----- Listed entries -----
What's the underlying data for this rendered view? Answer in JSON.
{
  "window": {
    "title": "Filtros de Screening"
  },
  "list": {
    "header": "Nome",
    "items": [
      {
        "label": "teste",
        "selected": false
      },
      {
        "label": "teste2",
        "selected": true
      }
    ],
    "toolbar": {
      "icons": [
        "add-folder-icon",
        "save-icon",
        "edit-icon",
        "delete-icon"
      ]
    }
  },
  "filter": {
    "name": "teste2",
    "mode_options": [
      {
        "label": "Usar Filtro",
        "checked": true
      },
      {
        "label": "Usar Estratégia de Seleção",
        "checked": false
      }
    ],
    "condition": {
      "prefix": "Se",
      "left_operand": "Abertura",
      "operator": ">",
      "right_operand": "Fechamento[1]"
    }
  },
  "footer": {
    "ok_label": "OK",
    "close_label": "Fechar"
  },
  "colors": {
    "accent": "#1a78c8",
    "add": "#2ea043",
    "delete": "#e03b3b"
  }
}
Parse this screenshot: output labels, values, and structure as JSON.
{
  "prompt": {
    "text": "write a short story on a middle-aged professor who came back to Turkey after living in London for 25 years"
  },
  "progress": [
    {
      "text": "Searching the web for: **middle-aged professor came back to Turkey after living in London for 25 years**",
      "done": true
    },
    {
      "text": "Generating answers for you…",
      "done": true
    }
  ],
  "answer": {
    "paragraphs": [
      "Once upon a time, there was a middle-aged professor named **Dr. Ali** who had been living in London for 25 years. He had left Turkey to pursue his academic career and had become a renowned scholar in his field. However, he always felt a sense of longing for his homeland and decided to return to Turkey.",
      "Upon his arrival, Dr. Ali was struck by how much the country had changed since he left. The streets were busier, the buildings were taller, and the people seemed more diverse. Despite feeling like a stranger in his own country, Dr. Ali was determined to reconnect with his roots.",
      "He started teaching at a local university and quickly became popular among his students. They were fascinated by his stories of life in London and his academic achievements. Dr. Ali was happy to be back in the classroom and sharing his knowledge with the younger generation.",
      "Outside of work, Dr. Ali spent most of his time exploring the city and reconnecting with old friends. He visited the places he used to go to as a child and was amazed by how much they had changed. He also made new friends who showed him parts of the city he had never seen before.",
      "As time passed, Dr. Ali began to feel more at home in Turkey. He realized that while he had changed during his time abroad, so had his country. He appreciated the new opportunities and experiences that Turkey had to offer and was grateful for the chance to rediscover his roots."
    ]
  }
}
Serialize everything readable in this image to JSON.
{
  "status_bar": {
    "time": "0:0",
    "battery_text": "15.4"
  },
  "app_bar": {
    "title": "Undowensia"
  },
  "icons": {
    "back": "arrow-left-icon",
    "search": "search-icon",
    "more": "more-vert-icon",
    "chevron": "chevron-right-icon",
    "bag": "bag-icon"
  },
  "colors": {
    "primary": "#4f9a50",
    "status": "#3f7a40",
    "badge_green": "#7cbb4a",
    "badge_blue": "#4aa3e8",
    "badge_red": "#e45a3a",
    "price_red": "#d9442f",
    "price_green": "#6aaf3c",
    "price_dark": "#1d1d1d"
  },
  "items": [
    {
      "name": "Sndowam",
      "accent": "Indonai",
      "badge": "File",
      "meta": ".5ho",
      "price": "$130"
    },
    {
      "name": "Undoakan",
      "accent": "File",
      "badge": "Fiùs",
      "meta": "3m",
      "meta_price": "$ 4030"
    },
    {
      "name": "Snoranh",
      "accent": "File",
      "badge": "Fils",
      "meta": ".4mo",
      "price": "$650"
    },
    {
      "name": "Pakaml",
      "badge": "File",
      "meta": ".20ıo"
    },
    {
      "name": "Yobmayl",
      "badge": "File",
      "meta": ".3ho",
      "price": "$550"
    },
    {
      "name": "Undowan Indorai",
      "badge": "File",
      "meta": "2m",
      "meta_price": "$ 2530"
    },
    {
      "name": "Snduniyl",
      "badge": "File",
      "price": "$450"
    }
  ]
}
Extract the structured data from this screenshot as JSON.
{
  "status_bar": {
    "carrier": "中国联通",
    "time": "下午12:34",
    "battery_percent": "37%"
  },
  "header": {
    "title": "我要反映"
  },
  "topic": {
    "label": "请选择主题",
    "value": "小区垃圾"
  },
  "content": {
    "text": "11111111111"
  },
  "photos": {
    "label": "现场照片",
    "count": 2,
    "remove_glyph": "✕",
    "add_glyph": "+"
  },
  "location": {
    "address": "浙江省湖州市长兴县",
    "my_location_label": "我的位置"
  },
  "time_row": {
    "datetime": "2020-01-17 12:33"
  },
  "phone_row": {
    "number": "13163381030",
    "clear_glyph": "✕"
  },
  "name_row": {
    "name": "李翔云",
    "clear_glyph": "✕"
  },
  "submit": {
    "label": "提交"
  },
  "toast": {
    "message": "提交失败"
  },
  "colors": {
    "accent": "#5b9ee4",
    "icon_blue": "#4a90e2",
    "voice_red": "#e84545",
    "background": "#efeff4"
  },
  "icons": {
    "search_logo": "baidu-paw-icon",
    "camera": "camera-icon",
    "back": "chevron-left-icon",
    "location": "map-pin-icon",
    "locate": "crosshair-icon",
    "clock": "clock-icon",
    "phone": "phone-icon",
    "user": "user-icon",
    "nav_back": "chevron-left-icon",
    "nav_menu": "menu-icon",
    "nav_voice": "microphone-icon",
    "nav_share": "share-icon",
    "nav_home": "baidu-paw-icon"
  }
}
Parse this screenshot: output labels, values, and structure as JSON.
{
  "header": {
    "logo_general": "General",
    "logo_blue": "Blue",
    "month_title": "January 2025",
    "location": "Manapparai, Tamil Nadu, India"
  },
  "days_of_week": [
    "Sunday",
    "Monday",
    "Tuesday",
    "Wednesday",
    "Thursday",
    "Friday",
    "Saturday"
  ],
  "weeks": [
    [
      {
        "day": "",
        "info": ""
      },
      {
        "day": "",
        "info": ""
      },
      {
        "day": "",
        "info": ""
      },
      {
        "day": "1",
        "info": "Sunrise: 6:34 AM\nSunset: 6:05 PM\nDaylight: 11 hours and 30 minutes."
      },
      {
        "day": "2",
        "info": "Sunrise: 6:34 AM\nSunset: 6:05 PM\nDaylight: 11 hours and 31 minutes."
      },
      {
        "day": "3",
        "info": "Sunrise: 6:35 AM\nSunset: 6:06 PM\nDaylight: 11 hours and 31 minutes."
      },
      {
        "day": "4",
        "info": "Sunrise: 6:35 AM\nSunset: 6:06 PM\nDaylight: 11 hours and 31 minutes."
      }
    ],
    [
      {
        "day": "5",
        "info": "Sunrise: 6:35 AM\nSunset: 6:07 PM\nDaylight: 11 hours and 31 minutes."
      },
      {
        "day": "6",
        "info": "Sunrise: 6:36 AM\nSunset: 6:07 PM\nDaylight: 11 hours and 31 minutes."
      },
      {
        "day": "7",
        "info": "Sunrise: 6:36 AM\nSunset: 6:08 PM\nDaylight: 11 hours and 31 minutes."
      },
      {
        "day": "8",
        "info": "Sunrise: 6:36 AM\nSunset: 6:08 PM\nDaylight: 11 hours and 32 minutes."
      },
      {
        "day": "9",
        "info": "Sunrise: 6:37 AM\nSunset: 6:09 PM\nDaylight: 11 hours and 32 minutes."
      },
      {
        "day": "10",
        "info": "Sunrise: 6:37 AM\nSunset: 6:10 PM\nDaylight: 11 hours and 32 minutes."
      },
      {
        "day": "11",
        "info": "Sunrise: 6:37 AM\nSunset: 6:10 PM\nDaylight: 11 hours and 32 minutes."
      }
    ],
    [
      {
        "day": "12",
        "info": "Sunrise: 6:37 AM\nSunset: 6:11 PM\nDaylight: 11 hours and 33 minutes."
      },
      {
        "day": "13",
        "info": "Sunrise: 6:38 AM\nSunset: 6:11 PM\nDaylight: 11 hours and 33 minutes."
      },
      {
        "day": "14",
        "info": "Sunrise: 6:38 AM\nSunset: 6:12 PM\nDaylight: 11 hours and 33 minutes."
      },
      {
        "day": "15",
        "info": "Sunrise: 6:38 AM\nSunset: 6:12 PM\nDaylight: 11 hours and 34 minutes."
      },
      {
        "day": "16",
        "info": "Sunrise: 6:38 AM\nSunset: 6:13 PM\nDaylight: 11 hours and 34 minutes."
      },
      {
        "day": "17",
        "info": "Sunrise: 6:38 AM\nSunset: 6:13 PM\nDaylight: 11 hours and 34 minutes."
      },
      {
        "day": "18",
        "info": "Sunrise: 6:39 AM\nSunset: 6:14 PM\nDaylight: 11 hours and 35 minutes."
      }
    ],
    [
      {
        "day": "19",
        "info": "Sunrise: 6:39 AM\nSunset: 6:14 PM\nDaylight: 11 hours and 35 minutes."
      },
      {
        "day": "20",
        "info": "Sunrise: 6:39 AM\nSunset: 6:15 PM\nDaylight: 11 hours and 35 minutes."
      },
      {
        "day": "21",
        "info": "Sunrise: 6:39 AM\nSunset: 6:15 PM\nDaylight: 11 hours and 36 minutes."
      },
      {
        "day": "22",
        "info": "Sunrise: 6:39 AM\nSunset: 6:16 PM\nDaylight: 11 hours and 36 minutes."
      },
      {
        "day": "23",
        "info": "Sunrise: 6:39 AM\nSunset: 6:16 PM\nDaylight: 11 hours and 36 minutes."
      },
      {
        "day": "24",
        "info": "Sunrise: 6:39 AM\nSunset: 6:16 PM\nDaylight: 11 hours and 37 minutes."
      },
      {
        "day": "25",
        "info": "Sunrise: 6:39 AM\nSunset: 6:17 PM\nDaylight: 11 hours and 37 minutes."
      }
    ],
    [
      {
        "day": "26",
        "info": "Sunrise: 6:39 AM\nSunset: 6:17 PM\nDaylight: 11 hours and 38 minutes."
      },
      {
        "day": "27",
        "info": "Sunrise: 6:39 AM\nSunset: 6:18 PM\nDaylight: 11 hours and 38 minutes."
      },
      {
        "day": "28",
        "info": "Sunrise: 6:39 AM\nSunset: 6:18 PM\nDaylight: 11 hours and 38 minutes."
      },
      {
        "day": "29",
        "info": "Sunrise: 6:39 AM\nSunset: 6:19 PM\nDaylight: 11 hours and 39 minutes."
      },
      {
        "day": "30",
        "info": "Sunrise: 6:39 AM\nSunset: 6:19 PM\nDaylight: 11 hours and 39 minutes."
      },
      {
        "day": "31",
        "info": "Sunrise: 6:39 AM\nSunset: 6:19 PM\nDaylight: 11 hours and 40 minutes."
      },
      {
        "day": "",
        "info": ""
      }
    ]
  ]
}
-----
§ **Short exercise**
Locate each line with the word "Usar" and copy it.

§ **Correct response**
        "label": "Usar Filtro",
        "label": "Usar Estratégia de Seleção",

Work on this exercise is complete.